» **DIRECTIONS FOR THIS TASK**
Collect every line below that contains the word "FFFFFF".

────────

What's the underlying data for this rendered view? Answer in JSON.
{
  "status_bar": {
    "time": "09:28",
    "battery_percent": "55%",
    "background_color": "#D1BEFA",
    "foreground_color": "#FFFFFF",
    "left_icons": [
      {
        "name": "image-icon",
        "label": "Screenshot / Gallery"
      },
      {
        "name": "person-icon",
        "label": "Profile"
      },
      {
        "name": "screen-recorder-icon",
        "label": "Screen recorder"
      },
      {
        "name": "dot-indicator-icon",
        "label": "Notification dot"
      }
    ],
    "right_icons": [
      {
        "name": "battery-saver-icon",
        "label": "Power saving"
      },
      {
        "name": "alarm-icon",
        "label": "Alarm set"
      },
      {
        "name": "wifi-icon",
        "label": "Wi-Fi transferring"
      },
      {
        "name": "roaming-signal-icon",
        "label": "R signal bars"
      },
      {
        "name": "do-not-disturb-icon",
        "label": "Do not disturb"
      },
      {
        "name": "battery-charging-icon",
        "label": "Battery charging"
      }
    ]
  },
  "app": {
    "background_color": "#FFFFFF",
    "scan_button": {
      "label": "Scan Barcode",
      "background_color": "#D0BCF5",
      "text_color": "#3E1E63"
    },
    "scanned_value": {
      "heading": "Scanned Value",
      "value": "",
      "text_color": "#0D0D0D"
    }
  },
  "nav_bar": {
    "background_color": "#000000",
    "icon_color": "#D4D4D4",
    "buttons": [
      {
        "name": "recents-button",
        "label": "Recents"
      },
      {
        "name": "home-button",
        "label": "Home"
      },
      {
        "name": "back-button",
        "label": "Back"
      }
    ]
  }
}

────────

» **RESULT OF THE TASK**
    "foreground_color": "#FFFFFF",
    "background_color": "#FFFFFF",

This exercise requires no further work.